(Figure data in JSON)
★ ★ ★ ★ ★
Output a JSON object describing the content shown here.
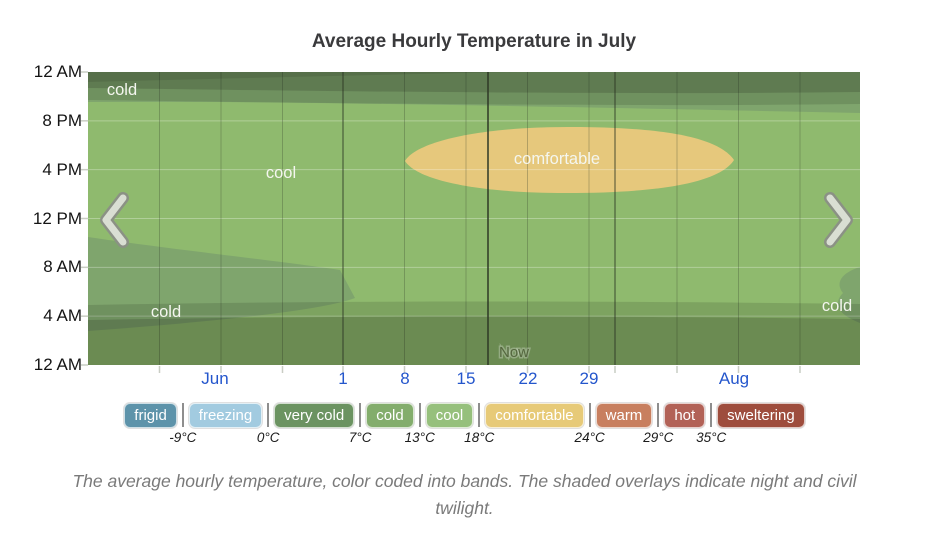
{
  "title": "Average Hourly Temperature in July",
  "chart_data": {
    "type": "area",
    "title": "Average Hourly Temperature in July",
    "x_axis": {
      "ticks": [
        "Jun",
        "1",
        "8",
        "15",
        "22",
        "29",
        "Aug"
      ]
    },
    "y_axis": {
      "ticks": [
        "12 AM",
        "8 PM",
        "4 PM",
        "12 PM",
        "8 AM",
        "4 AM",
        "12 AM"
      ]
    },
    "bands": [
      {
        "label": "frigid",
        "max_c": -9
      },
      {
        "label": "freezing",
        "min_c": -9,
        "max_c": 0
      },
      {
        "label": "very cold",
        "min_c": 0,
        "max_c": 7
      },
      {
        "label": "cold",
        "min_c": 7,
        "max_c": 13
      },
      {
        "label": "cool",
        "min_c": 13,
        "max_c": 18
      },
      {
        "label": "comfortable",
        "min_c": 18,
        "max_c": 24
      },
      {
        "label": "warm",
        "min_c": 24,
        "max_c": 29
      },
      {
        "label": "hot",
        "min_c": 29,
        "max_c": 35
      },
      {
        "label": "sweltering",
        "min_c": 35
      }
    ],
    "regions": [
      {
        "band": "cold",
        "label": "cold",
        "location": "late-night hours, top of chart"
      },
      {
        "band": "cool",
        "label": "cool",
        "location": "most of the chart"
      },
      {
        "band": "comfortable",
        "label": "comfortable",
        "location": "July afternoons, roughly Jul 8 - Jul 31, noon-6 PM"
      },
      {
        "band": "cold",
        "label": "cold",
        "location": "early-June early mornings"
      },
      {
        "band": "cold",
        "label": "cold",
        "location": "late-August early mornings"
      }
    ],
    "overlays": [
      "night",
      "civil twilight"
    ],
    "now_marker": {
      "label": "Now"
    }
  },
  "legend": {
    "items": [
      {
        "label": "frigid",
        "color": "#5d93aa"
      },
      {
        "label": "freezing",
        "color": "#a2cbe0"
      },
      {
        "label": "very cold",
        "color": "#6b9361"
      },
      {
        "label": "cold",
        "color": "#83ad6c"
      },
      {
        "label": "cool",
        "color": "#96c07c"
      },
      {
        "label": "comfortable",
        "color": "#e7ca78"
      },
      {
        "label": "warm",
        "color": "#c87f5f"
      },
      {
        "label": "hot",
        "color": "#b26257"
      },
      {
        "label": "sweltering",
        "color": "#9e4d3d"
      }
    ],
    "thresholds": [
      "-9°C",
      "0°C",
      "7°C",
      "13°C",
      "18°C",
      "24°C",
      "29°C",
      "35°C"
    ]
  },
  "caption": "The average hourly temperature, color coded into bands. The shaded overlays indicate night and civil twilight.",
  "colors": {
    "cool": "#8fba6e",
    "cold": "#7fa56d",
    "comfortable": "#e6c87c",
    "night_overlay": "rgba(0,0,0,0.25)",
    "twilight_overlay": "rgba(0,0,0,0.12)",
    "top_shade": "rgba(0,0,0,0.09)",
    "x_label": "#2456cc",
    "now_text": "#54663e",
    "tick": "#c9cdc4",
    "separator": "#8e8e8e"
  },
  "nav": {
    "prev_icon": "chevron-left-icon",
    "next_icon": "chevron-right-icon"
  }
}
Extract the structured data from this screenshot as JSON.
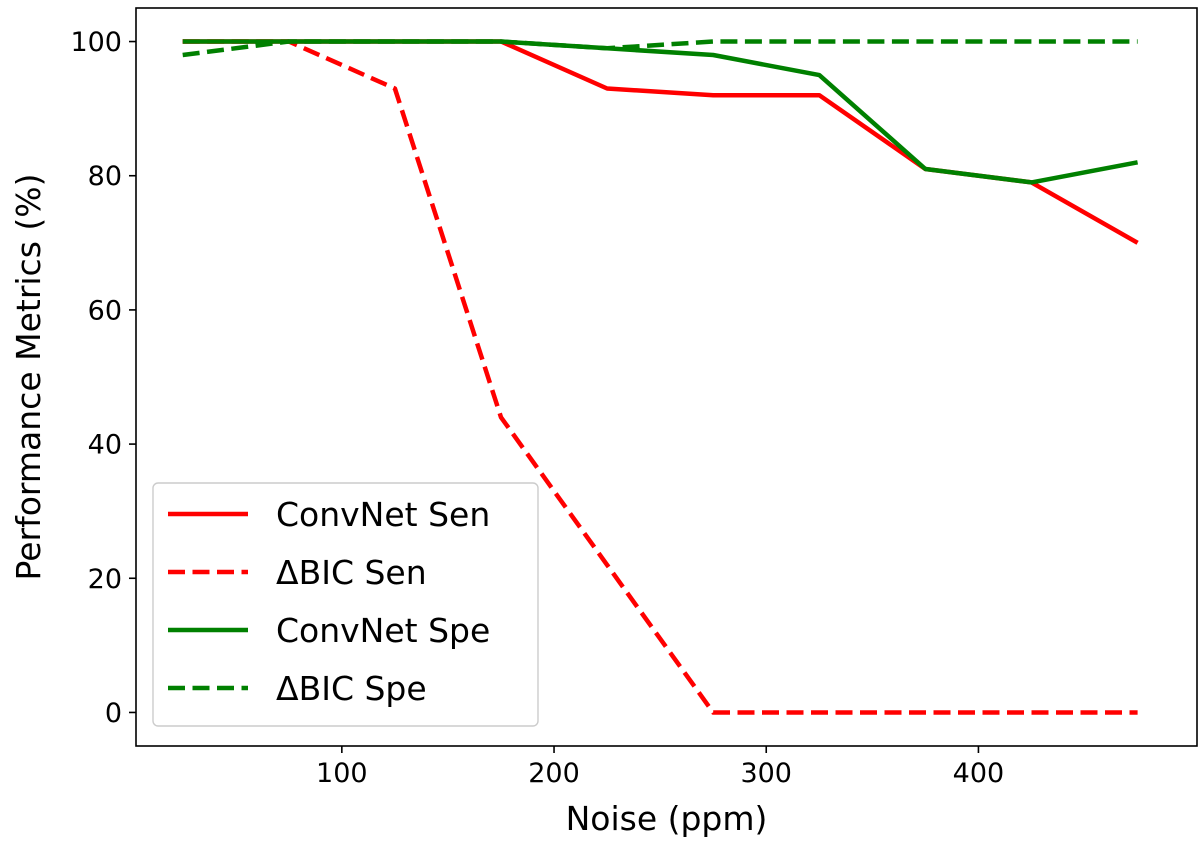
{
  "chart_data": {
    "type": "line",
    "title": "",
    "xlabel": "Noise (ppm)",
    "ylabel": "Performance Metrics (%)",
    "xlim": [
      3,
      503
    ],
    "ylim": [
      -5,
      105
    ],
    "xticks": [
      100,
      200,
      300,
      400
    ],
    "yticks": [
      0,
      20,
      40,
      60,
      80,
      100
    ],
    "grid": false,
    "legend_position": "lower-left",
    "x": [
      25,
      75,
      125,
      175,
      225,
      275,
      325,
      375,
      425,
      475
    ],
    "series": [
      {
        "name": "ConvNet Sen",
        "color": "#ff0000",
        "style": "solid",
        "values": [
          100,
          100,
          100,
          100,
          93,
          92,
          92,
          81,
          79,
          70
        ]
      },
      {
        "name": "ΔBIC Sen",
        "color": "#ff0000",
        "style": "dashed",
        "values": [
          100,
          100,
          93,
          44,
          22,
          0,
          0,
          0,
          0,
          0
        ]
      },
      {
        "name": "ConvNet Spe",
        "color": "#008000",
        "style": "solid",
        "values": [
          100,
          100,
          100,
          100,
          99,
          98,
          95,
          81,
          79,
          82
        ]
      },
      {
        "name": "ΔBIC Spe",
        "color": "#008000",
        "style": "dashed",
        "values": [
          98,
          100,
          100,
          100,
          99,
          100,
          100,
          100,
          100,
          100
        ]
      }
    ]
  }
}
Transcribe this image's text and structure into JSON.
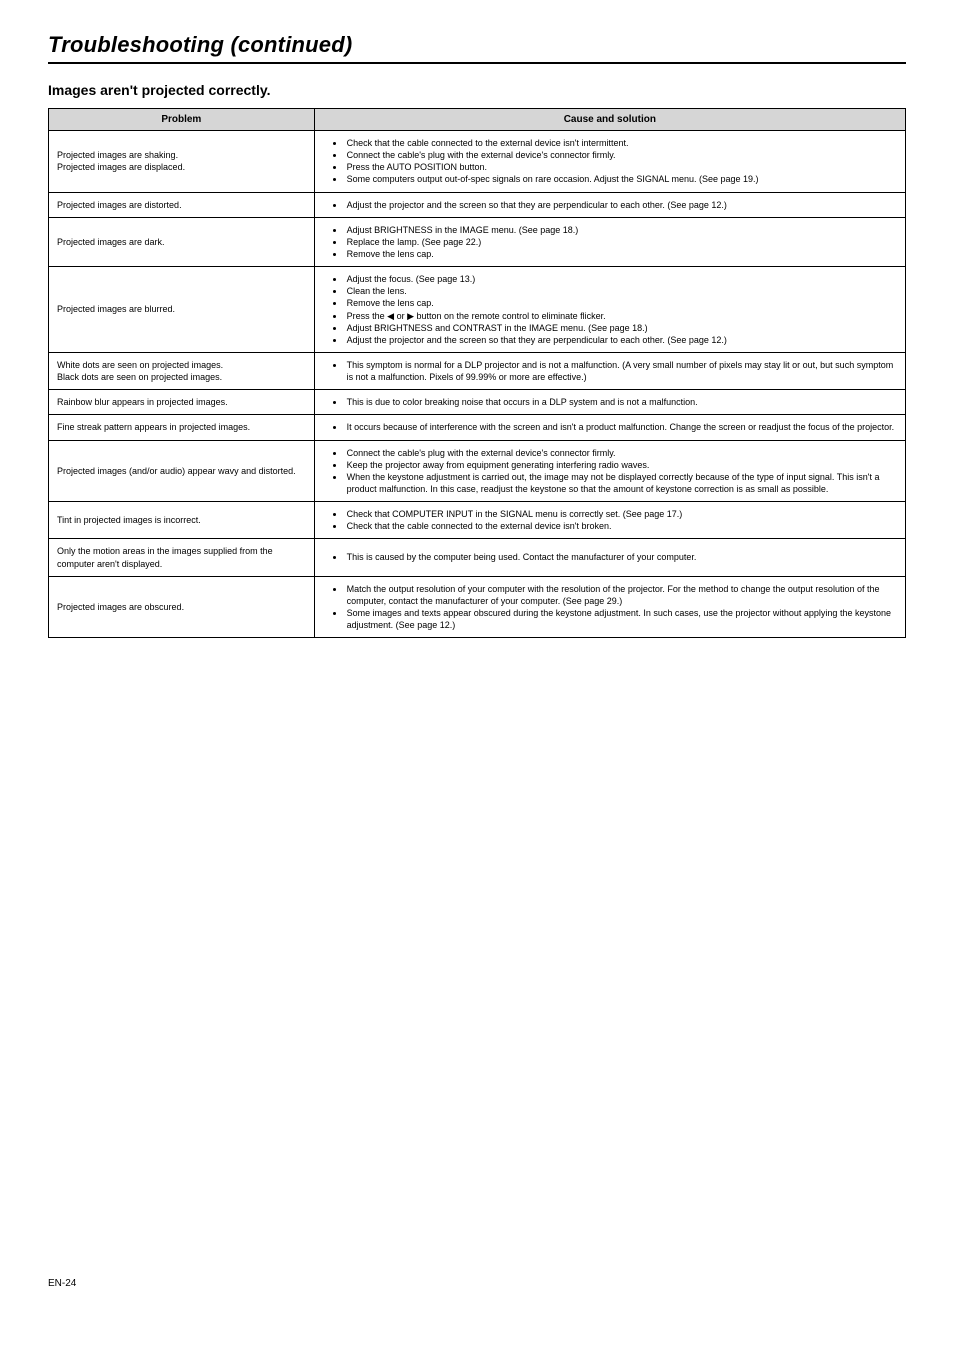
{
  "header": {
    "title": "Troubleshooting (continued)",
    "subtitle": "Images aren't projected correctly."
  },
  "table": {
    "col_problem": "Problem",
    "col_cause": "Cause and solution",
    "rows": [
      {
        "problem_lines": [
          "Projected images are shaking.",
          "Projected images are displaced."
        ],
        "causes": [
          "Check that the cable connected to the external device isn't intermittent.",
          "Connect the cable's plug with the external device's connector firmly.",
          "Press the AUTO POSITION button.",
          "Some computers output out-of-spec signals on rare occasion. Adjust the SIGNAL menu. (See page 19.)"
        ]
      },
      {
        "problem_lines": [
          "Projected images are distorted."
        ],
        "causes": [
          "Adjust the projector and the screen so that they are perpendicular to each other. (See page 12.)"
        ]
      },
      {
        "problem_lines": [
          "Projected images are dark."
        ],
        "causes": [
          "Adjust BRIGHTNESS in the IMAGE menu. (See page 18.)",
          "Replace the lamp. (See page 22.)",
          "Remove the lens cap."
        ]
      },
      {
        "problem_lines": [
          "Projected images are blurred."
        ],
        "causes": [
          "Adjust the focus. (See page 13.)",
          "Clean the lens.",
          "Remove the lens cap.",
          "Press the ◀ or ▶ button on the remote control to eliminate flicker.",
          "Adjust BRIGHTNESS and CONTRAST in the IMAGE menu. (See page 18.)",
          "Adjust the projector and the screen so that they are perpendicular to each other. (See page 12.)"
        ]
      },
      {
        "problem_lines": [
          "White dots are seen on projected images.",
          "Black dots are seen on projected images."
        ],
        "causes": [
          "This symptom is normal for a DLP projector and is not a malfunction. (A very small number of pixels may stay lit or out, but such symptom is not a malfunction. Pixels of 99.99% or more are effective.)"
        ]
      },
      {
        "problem_lines": [
          "Rainbow blur appears in projected images."
        ],
        "causes": [
          "This is due to color breaking noise that occurs in a DLP system and is not a malfunction."
        ]
      },
      {
        "problem_lines": [
          "Fine streak pattern appears in projected images."
        ],
        "causes": [
          "It occurs because of interference with the screen and isn't a product malfunction. Change the screen or readjust the focus of the projector."
        ]
      },
      {
        "problem_lines": [
          "Projected images (and/or audio) appear wavy and distorted."
        ],
        "causes": [
          "Connect the cable's plug with the external device's connector firmly.",
          "Keep the projector away from equipment generating interfering radio waves.",
          "When the keystone adjustment is carried out, the image may not be displayed correctly because of the type of input signal. This isn't a product malfunction. In this case, readjust the keystone so that the amount of keystone correction is as small as possible."
        ]
      },
      {
        "problem_lines": [
          "Tint in projected images is incorrect."
        ],
        "causes": [
          "Check that COMPUTER INPUT in the SIGNAL menu is correctly set. (See page 17.)",
          "Check that the cable connected to the external device isn't broken."
        ]
      },
      {
        "problem_lines": [
          "Only the motion areas in the images supplied from the computer aren't displayed."
        ],
        "causes": [
          "This is caused by the computer being used. Contact the manufacturer of your computer."
        ]
      },
      {
        "problem_lines": [
          "Projected images are obscured."
        ],
        "causes": [
          "Match the output resolution of your computer with the resolution of the projector.  For the method to change the output resolution of the computer, contact the manufacturer of your computer. (See page 29.)",
          "Some images and texts appear obscured during the keystone adjustment. In such cases, use the projector without applying the keystone adjustment. (See page 12.)"
        ]
      }
    ]
  },
  "footer": {
    "page": "EN-24"
  }
}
★ ★ ★ ★ ★
Which lines hold the word "left"? Copy all of them.

    "prev_icon": "chevron-left-icon",
    "legend_position": "lower-left",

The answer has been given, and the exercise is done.